TASK TO CARRY OUT |
Check every line of the material below for the string "this", and return the ones that have it.

INPUT DATA |

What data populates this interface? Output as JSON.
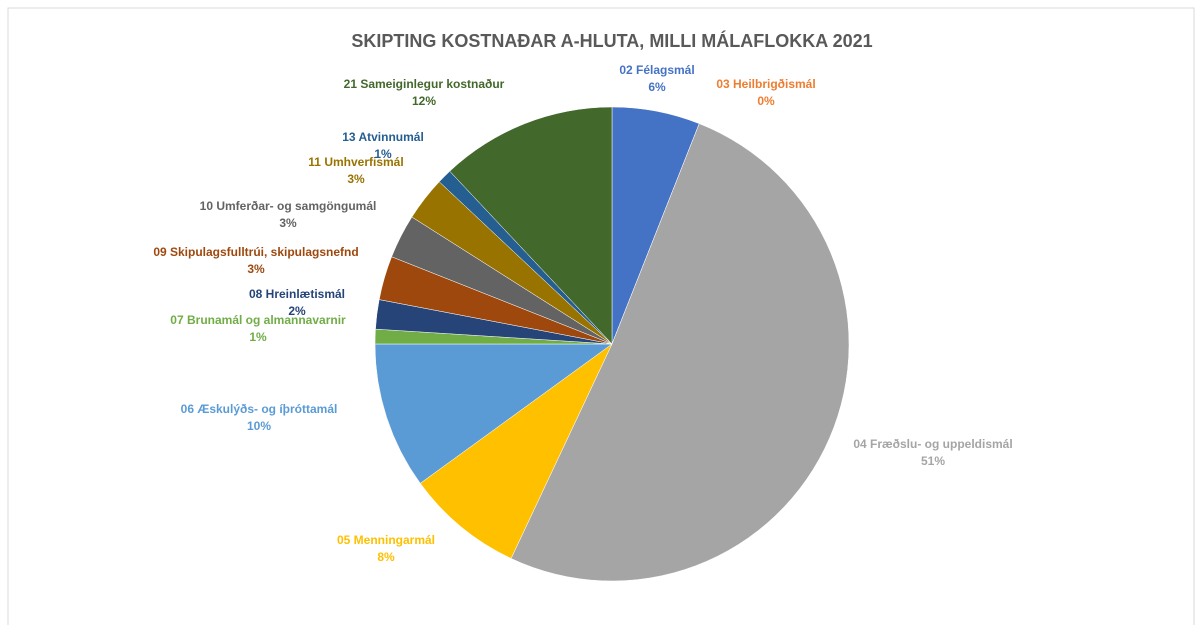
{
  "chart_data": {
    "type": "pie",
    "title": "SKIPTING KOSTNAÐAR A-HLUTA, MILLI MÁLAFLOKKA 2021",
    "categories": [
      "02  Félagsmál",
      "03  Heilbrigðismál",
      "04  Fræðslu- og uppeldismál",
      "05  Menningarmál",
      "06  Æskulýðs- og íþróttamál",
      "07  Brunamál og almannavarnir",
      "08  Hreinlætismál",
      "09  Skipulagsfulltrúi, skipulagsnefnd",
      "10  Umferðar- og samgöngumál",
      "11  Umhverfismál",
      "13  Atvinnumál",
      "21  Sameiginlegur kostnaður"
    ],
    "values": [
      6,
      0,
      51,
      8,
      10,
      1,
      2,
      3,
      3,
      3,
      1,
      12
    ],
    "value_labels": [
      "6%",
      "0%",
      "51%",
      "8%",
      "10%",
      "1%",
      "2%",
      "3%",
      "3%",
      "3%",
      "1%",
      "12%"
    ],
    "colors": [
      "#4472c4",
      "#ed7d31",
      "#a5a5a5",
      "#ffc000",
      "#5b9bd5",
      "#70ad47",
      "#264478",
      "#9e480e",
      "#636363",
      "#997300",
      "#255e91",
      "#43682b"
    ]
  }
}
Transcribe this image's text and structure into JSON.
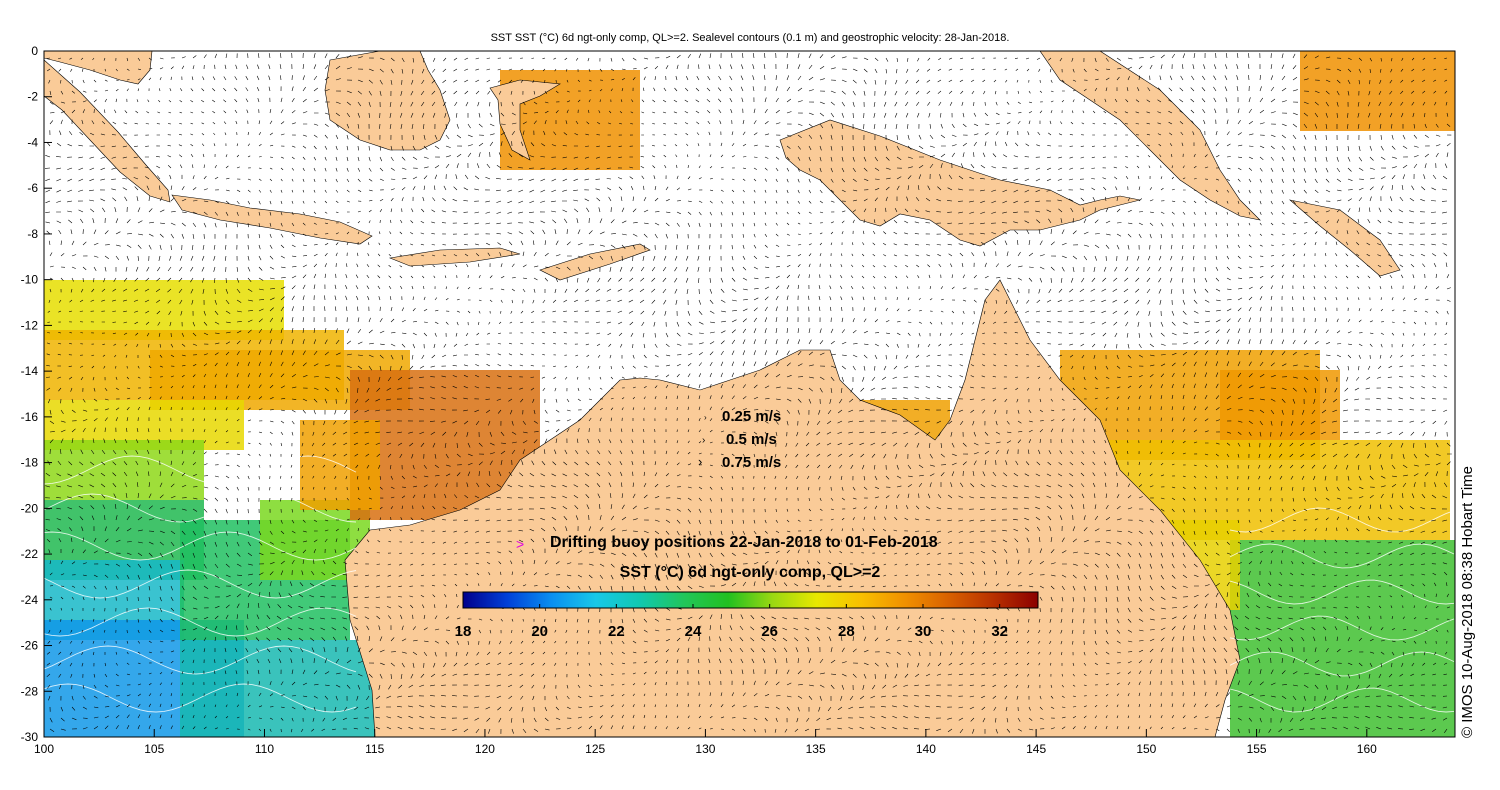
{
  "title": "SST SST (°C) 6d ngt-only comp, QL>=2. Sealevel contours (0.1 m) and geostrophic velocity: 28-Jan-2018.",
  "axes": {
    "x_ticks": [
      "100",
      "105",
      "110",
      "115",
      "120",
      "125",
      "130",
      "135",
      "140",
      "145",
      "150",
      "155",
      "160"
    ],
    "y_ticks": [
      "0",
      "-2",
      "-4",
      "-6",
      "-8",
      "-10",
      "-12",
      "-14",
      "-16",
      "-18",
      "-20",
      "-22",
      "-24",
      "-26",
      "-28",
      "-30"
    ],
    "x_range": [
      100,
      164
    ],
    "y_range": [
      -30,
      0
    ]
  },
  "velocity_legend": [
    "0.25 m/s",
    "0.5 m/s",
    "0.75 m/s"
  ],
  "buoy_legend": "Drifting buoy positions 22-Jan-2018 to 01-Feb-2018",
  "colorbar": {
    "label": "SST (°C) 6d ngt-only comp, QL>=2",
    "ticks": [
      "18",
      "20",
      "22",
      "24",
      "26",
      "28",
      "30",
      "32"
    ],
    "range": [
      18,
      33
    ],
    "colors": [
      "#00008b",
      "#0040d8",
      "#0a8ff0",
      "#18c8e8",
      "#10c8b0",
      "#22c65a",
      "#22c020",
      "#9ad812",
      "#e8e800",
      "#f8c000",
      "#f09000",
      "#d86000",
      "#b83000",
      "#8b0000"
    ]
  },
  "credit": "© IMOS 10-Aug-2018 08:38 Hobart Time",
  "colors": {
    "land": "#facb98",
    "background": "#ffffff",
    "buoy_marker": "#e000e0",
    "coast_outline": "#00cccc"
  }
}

OUTPUT |
What data populates this interface? Output as JSON.
Transcribe this image's text and structure into JSON.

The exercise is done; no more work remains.